DATASET RECORDS →

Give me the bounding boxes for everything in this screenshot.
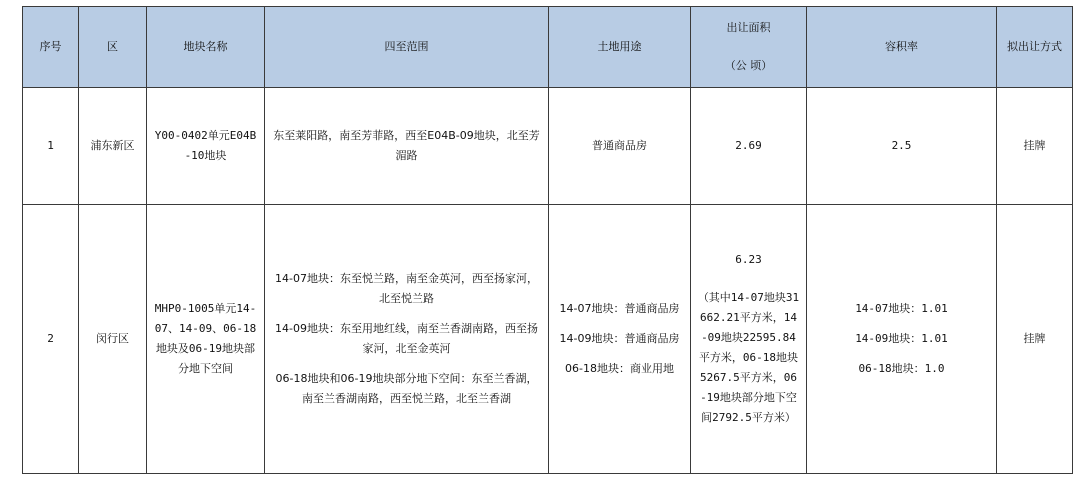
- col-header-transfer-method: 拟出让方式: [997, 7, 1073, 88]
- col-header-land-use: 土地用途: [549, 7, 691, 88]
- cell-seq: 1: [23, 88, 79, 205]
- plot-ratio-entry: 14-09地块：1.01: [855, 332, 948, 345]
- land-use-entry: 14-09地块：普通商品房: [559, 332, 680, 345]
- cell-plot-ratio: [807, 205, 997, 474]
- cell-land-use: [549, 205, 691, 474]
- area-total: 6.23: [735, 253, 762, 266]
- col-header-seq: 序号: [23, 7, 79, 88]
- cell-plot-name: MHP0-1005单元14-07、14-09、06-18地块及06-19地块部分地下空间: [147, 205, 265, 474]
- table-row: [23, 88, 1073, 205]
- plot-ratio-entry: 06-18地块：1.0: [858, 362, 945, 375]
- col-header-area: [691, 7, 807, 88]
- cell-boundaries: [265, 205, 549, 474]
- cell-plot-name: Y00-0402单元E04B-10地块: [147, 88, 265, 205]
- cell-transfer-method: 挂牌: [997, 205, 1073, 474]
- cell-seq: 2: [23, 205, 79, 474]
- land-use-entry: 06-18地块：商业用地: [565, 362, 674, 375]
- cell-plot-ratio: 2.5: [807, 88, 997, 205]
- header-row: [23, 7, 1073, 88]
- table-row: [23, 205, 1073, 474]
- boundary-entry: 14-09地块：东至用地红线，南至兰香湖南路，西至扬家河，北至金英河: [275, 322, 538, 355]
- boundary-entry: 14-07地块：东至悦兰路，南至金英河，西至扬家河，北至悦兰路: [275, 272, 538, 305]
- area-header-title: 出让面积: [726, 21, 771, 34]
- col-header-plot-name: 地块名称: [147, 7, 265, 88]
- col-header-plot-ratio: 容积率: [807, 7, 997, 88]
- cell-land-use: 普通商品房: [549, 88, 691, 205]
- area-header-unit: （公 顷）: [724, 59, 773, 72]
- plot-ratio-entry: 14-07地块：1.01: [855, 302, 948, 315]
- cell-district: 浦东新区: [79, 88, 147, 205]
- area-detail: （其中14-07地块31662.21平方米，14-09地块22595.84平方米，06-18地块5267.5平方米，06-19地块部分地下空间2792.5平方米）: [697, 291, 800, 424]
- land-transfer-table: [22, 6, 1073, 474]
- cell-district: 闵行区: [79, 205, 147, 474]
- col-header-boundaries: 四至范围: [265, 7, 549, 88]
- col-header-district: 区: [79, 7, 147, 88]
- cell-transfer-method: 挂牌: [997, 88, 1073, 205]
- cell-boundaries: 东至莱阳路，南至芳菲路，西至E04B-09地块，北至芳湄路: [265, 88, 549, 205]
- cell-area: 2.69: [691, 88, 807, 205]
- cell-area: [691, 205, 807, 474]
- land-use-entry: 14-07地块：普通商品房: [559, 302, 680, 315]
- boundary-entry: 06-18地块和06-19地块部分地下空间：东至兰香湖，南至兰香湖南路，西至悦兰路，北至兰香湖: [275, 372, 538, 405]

* * *

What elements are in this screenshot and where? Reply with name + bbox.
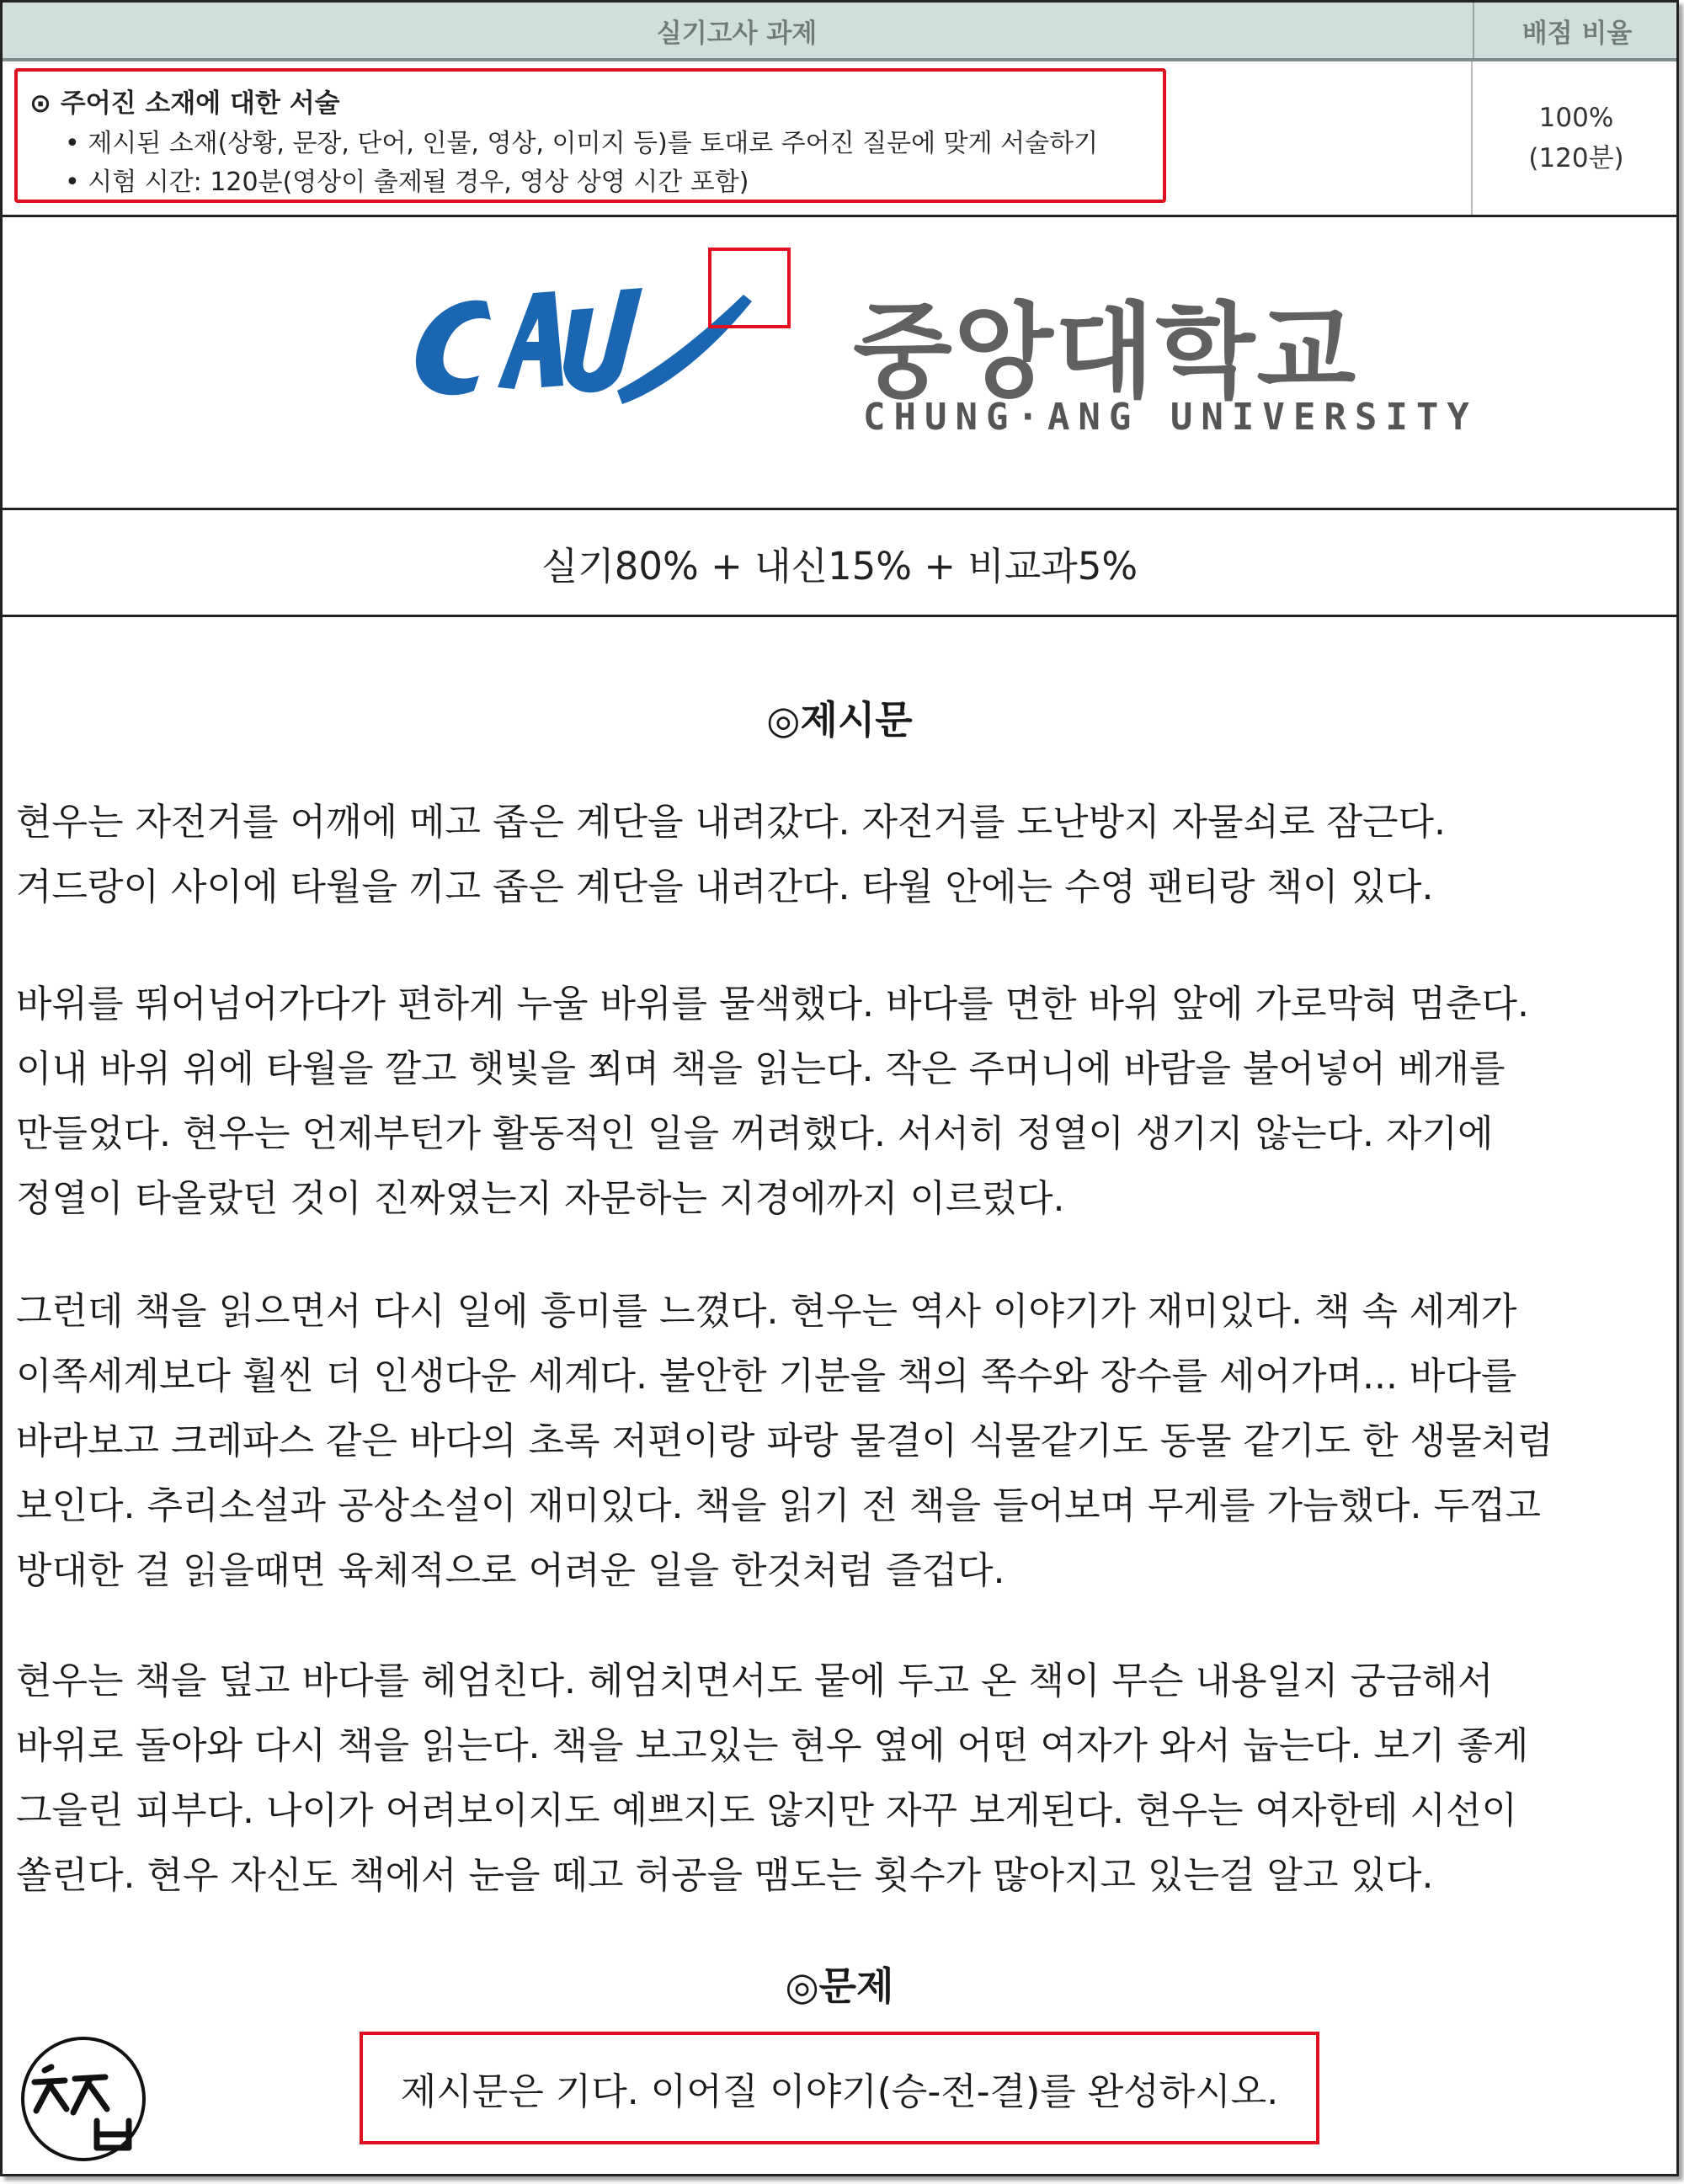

TASK TO COMPLETE → Set down the data from the line containing "Give me the" up to and including the line containing "- plot-ratio-entry: 14-09地块：1.01: [855, 332, 948, 345]", reproducing each line without alteration and omitting the pictures.

TASK OUTPUT →
Give me the bounding boxes for everything in this screenshot.
- col-header-transfer-method: 拟出让方式: [997, 7, 1073, 88]
- col-header-land-use: 土地用途: [549, 7, 691, 88]
- cell-seq: 1: [23, 88, 79, 205]
- plot-ratio-entry: 14-09地块：1.01: [855, 332, 948, 345]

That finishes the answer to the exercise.